• Task directions: Can you reproduce every line of the data below word for word, with nothing changed, added, or left out?
## BEGIN Supplied material
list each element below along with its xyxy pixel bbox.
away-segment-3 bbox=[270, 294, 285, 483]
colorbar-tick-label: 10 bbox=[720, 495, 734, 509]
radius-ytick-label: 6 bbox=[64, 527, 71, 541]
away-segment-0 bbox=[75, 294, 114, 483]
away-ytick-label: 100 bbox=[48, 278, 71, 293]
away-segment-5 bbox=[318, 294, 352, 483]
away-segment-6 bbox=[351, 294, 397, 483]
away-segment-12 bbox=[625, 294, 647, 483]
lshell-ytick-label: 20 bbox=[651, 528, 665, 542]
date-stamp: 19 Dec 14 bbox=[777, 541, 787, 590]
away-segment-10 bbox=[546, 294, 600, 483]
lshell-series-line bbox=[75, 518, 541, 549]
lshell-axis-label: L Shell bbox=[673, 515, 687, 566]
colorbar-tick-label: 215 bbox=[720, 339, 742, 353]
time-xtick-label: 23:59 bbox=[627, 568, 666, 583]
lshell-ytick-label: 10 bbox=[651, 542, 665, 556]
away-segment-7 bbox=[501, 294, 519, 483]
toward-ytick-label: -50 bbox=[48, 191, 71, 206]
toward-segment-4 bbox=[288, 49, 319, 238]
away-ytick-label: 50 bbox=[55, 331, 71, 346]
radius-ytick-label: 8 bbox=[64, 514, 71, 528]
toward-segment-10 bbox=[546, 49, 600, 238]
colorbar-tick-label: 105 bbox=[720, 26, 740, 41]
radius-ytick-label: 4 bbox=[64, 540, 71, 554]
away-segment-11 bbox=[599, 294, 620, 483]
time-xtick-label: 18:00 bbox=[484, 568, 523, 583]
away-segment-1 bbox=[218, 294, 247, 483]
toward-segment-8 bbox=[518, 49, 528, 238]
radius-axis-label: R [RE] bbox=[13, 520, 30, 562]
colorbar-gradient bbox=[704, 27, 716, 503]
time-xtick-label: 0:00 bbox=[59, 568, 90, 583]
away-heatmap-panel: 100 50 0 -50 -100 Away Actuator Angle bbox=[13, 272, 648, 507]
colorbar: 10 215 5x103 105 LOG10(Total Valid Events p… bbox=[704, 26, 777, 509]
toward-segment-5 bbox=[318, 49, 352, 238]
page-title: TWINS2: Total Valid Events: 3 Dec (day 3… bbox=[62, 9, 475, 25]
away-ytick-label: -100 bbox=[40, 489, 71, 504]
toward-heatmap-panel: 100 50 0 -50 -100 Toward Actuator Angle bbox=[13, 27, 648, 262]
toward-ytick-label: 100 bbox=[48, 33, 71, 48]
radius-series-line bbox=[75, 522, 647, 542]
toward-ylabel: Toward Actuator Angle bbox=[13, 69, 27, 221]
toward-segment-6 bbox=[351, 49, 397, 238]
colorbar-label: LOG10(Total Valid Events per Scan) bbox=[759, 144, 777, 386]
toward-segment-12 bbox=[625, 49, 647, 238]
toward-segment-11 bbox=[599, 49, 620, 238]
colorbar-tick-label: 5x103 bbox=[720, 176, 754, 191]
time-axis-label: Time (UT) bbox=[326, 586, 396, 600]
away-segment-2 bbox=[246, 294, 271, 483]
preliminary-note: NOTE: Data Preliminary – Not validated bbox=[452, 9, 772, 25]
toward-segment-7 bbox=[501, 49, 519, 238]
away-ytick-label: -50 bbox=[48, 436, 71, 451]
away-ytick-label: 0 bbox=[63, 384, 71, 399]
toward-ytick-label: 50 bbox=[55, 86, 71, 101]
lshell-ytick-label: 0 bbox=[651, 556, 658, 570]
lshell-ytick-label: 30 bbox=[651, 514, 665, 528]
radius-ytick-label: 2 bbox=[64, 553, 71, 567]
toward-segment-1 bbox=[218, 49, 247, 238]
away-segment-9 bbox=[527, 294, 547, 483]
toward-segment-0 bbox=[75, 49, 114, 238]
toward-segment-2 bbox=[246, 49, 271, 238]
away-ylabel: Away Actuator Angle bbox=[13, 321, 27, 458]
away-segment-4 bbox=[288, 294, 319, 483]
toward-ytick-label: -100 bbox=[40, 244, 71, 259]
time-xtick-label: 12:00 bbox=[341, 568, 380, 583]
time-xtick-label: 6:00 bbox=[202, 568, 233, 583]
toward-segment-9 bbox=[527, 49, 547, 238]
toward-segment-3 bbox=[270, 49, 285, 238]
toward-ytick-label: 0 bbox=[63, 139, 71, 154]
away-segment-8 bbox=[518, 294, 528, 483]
## END Supplied material
• Result:
list each element below along with its xyxy pixel bbox.
away-segment-3 bbox=[270, 294, 285, 483]
colorbar-tick-label: 10 bbox=[720, 495, 734, 509]
radius-ytick-label: 6 bbox=[64, 527, 71, 541]
away-segment-0 bbox=[75, 294, 114, 483]
away-ytick-label: 100 bbox=[48, 278, 71, 293]
away-segment-5 bbox=[318, 294, 352, 483]
away-segment-6 bbox=[351, 294, 397, 483]
away-segment-12 bbox=[625, 294, 647, 483]
lshell-ytick-label: 20 bbox=[651, 528, 665, 542]
date-stamp: 19 Dec 14 bbox=[777, 541, 787, 590]
away-segment-10 bbox=[546, 294, 600, 483]
lshell-series-line bbox=[75, 518, 541, 549]
lshell-axis-label: L Shell bbox=[673, 515, 687, 566]
colorbar-tick-label: 215 bbox=[720, 339, 742, 353]
time-xtick-label: 23:59 bbox=[627, 568, 666, 583]
lshell-ytick-label: 10 bbox=[651, 542, 665, 556]
away-segment-7 bbox=[501, 294, 519, 483]
toward-ytick-label: -50 bbox=[48, 191, 71, 206]
toward-segment-4 bbox=[288, 49, 319, 238]
away-ytick-label: 50 bbox=[55, 331, 71, 346]
radius-ytick-label: 8 bbox=[64, 514, 71, 528]
toward-segment-10 bbox=[546, 49, 600, 238]
colorbar-tick-label: 105 bbox=[720, 26, 740, 41]
radius-ytick-label: 4 bbox=[64, 540, 71, 554]
away-segment-11 bbox=[599, 294, 620, 483]
time-xtick-label: 18:00 bbox=[484, 568, 523, 583]
away-segment-1 bbox=[218, 294, 247, 483]
toward-segment-8 bbox=[518, 49, 528, 238]
radius-axis-label: R [RE] bbox=[13, 520, 30, 562]
colorbar-gradient bbox=[704, 27, 716, 503]
time-xtick-label: 0:00 bbox=[59, 568, 90, 583]
away-heatmap-panel: 100 50 0 -50 -100 Away Actuator Angle bbox=[13, 272, 648, 507]
colorbar: 10 215 5x103 105 LOG10(Total Valid Events p… bbox=[704, 26, 777, 509]
toward-segment-5 bbox=[318, 49, 352, 238]
page-title: TWINS2: Total Valid Events: 3 Dec (day 3… bbox=[62, 9, 475, 25]
away-ytick-label: -100 bbox=[40, 489, 71, 504]
toward-heatmap-panel: 100 50 0 -50 -100 Toward Actuator Angle bbox=[13, 27, 648, 262]
toward-ytick-label: 100 bbox=[48, 33, 71, 48]
radius-series-line bbox=[75, 522, 647, 542]
toward-ylabel: Toward Actuator Angle bbox=[13, 69, 27, 221]
toward-segment-6 bbox=[351, 49, 397, 238]
colorbar-label: LOG10(Total Valid Events per Scan) bbox=[759, 144, 777, 386]
toward-segment-12 bbox=[625, 49, 647, 238]
toward-segment-11 bbox=[599, 49, 620, 238]
colorbar-tick-label: 5x103 bbox=[720, 176, 754, 191]
time-axis-label: Time (UT) bbox=[326, 586, 396, 600]
away-segment-2 bbox=[246, 294, 271, 483]
preliminary-note: NOTE: Data Preliminary – Not validated bbox=[452, 9, 772, 25]
toward-segment-7 bbox=[501, 49, 519, 238]
away-ytick-label: -50 bbox=[48, 436, 71, 451]
away-ytick-label: 0 bbox=[63, 384, 71, 399]
toward-ytick-label: 50 bbox=[55, 86, 71, 101]
lshell-ytick-label: 0 bbox=[651, 556, 658, 570]
lshell-ytick-label: 30 bbox=[651, 514, 665, 528]
radius-ytick-label: 2 bbox=[64, 553, 71, 567]
toward-segment-1 bbox=[218, 49, 247, 238]
away-segment-9 bbox=[527, 294, 547, 483]
toward-segment-0 bbox=[75, 49, 114, 238]
toward-segment-2 bbox=[246, 49, 271, 238]
away-ylabel: Away Actuator Angle bbox=[13, 321, 27, 458]
away-segment-4 bbox=[288, 294, 319, 483]
toward-ytick-label: -100 bbox=[40, 244, 71, 259]
time-xtick-label: 12:00 bbox=[341, 568, 380, 583]
time-xtick-label: 6:00 bbox=[202, 568, 233, 583]
toward-segment-9 bbox=[527, 49, 547, 238]
toward-segment-3 bbox=[270, 49, 285, 238]
toward-ytick-label: 0 bbox=[63, 139, 71, 154]
away-segment-8 bbox=[518, 294, 528, 483]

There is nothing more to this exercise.